Data entries
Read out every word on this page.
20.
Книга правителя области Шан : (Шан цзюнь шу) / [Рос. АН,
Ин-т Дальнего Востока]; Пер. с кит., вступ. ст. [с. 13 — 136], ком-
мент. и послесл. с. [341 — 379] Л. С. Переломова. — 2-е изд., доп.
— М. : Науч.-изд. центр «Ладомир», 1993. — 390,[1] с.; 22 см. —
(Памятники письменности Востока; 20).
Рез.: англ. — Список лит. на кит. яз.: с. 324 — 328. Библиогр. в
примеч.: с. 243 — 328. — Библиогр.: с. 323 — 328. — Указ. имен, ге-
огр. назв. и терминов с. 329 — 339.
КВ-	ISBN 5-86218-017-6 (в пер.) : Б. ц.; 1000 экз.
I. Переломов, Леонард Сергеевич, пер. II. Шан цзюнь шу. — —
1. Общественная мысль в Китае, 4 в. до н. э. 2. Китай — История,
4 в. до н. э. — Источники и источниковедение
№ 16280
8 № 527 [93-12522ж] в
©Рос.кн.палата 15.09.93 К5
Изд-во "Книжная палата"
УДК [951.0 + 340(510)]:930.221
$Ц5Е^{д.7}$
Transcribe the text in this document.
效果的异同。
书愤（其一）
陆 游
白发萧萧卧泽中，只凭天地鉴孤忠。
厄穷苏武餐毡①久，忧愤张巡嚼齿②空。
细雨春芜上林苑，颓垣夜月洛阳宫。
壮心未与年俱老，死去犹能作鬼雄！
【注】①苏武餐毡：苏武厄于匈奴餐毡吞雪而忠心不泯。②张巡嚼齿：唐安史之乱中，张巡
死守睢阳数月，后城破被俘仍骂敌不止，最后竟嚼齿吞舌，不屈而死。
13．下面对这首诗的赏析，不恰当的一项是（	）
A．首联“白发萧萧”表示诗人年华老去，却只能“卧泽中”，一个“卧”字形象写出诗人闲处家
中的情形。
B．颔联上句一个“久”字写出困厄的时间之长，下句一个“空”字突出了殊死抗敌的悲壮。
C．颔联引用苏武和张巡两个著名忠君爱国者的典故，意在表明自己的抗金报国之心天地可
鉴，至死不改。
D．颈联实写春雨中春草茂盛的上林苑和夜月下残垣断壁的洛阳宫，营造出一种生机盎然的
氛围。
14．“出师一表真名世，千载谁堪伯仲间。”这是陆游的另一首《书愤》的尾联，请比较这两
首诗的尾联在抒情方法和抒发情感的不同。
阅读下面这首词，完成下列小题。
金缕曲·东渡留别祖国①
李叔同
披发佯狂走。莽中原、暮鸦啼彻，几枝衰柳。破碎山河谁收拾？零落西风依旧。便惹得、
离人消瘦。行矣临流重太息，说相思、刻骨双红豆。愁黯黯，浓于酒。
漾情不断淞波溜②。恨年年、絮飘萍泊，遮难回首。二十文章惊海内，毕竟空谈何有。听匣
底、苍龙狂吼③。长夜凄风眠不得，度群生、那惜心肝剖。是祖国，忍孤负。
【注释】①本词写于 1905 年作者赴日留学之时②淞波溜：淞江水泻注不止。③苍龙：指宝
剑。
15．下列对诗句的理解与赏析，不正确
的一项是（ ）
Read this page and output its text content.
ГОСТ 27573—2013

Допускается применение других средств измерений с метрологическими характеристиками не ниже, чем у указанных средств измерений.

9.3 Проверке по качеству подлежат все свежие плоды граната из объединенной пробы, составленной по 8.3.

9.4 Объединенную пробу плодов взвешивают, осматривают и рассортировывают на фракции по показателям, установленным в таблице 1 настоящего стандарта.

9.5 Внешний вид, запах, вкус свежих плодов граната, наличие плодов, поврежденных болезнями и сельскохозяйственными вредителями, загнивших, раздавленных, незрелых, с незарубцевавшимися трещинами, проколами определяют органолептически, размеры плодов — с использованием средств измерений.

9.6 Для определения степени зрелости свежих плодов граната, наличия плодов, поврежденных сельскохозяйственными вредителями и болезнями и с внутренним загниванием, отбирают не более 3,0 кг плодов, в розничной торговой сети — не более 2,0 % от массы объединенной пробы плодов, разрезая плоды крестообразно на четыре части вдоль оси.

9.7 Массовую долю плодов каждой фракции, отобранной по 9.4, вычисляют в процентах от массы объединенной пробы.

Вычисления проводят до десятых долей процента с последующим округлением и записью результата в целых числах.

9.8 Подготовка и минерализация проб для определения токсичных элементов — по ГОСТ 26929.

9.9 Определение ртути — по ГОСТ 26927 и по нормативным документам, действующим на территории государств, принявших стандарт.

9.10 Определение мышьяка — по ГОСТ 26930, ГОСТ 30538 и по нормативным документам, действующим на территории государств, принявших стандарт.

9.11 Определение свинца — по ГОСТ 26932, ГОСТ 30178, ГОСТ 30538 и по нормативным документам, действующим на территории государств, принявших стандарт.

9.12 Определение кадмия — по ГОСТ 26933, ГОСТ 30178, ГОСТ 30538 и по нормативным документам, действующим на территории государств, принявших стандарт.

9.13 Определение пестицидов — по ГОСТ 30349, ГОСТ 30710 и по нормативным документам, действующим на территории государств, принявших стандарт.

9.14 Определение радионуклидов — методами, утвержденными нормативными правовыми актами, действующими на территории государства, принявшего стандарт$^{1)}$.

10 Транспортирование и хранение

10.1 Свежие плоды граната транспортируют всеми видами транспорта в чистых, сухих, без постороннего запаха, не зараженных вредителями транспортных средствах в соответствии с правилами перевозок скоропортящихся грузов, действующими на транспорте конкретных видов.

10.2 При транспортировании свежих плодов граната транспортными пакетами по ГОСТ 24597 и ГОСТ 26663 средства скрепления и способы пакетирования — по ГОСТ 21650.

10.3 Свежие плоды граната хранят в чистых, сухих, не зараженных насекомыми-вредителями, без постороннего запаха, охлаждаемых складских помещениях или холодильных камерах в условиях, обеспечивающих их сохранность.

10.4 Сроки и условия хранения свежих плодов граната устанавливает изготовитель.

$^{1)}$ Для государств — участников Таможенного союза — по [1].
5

# The exercise
Copy every line of the listing that includes the string "массы".

# Answer to the problem
9.6 Для определения степени зрелости свежих плодов граната, наличия плодов, поврежденных сельскохозяйственными вредителями и болезнями и с внутренним загниванием, отбирают не более 3,0 кг плодов, в розничной торговой сети — не более 2,0 % от массы объединенной пробы плодов, разрезая плоды крестообразно на четыре части вдоль оси.
9.7 Массовую долю плодов каждой фракции, отобранной по 9.4, вычисляют в процентах от массы объединенной пробы.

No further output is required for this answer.